*AIM*. How many of these lines hold the string "справочно"? Answer with the number only.

*EXERCISE DATA*.
-=-=-=-=-
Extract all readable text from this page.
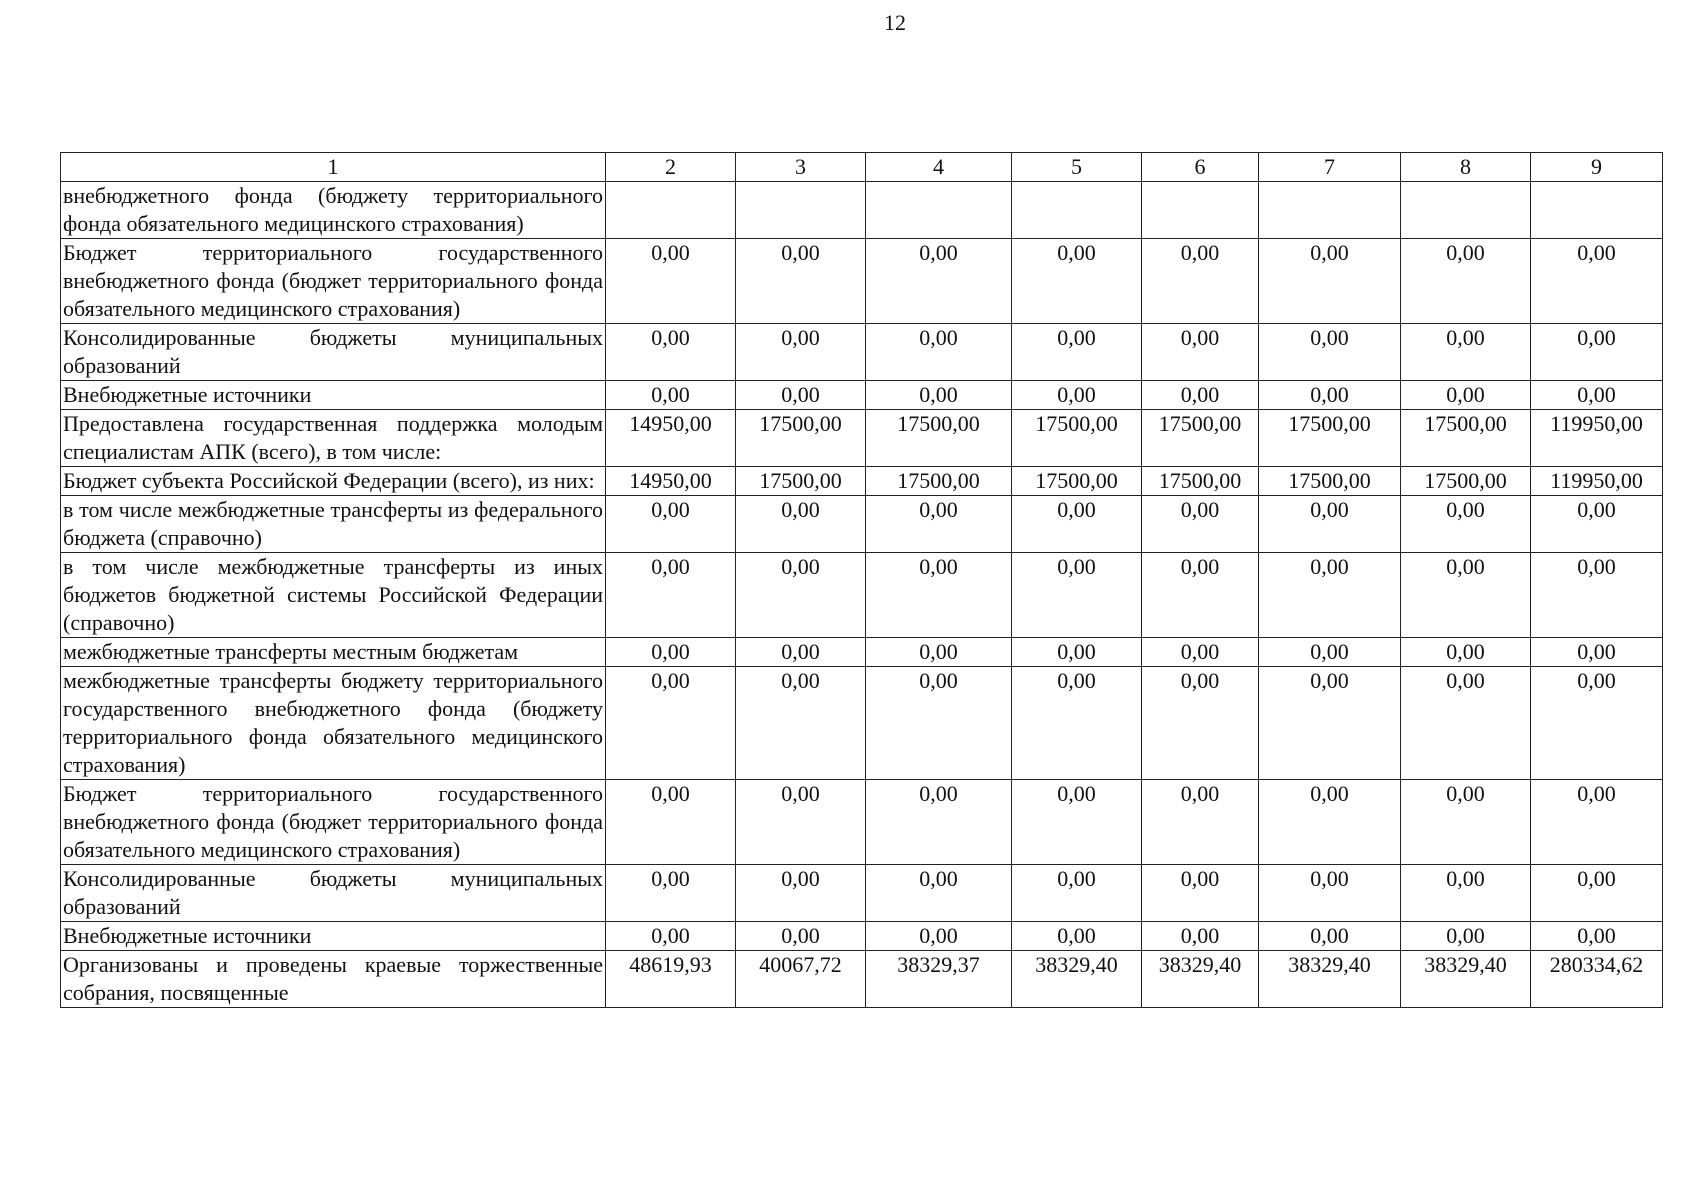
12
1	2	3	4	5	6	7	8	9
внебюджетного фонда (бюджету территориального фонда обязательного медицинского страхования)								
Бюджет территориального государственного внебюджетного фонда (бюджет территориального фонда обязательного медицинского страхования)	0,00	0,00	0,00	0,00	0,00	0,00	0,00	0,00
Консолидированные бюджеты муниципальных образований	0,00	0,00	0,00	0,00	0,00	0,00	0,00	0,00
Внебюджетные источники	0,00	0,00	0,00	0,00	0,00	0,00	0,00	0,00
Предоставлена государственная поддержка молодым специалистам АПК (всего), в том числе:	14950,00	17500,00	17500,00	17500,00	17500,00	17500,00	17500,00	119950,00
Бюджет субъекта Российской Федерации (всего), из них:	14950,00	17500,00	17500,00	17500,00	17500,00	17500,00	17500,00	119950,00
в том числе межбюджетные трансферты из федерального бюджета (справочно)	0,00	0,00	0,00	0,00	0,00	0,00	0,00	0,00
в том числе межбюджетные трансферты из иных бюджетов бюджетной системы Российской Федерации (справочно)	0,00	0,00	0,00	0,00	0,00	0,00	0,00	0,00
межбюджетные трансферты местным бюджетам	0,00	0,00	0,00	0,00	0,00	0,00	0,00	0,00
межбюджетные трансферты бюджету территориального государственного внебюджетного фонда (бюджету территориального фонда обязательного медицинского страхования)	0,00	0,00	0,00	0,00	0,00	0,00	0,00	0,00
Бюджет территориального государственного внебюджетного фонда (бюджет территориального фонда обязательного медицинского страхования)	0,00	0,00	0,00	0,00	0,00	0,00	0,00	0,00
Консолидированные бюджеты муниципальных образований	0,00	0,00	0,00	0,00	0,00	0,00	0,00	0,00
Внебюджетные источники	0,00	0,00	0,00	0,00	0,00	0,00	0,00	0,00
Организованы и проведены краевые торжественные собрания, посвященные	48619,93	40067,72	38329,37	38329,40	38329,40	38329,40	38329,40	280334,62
-=-=-=-=-
*WORKED SOLUTION*. 2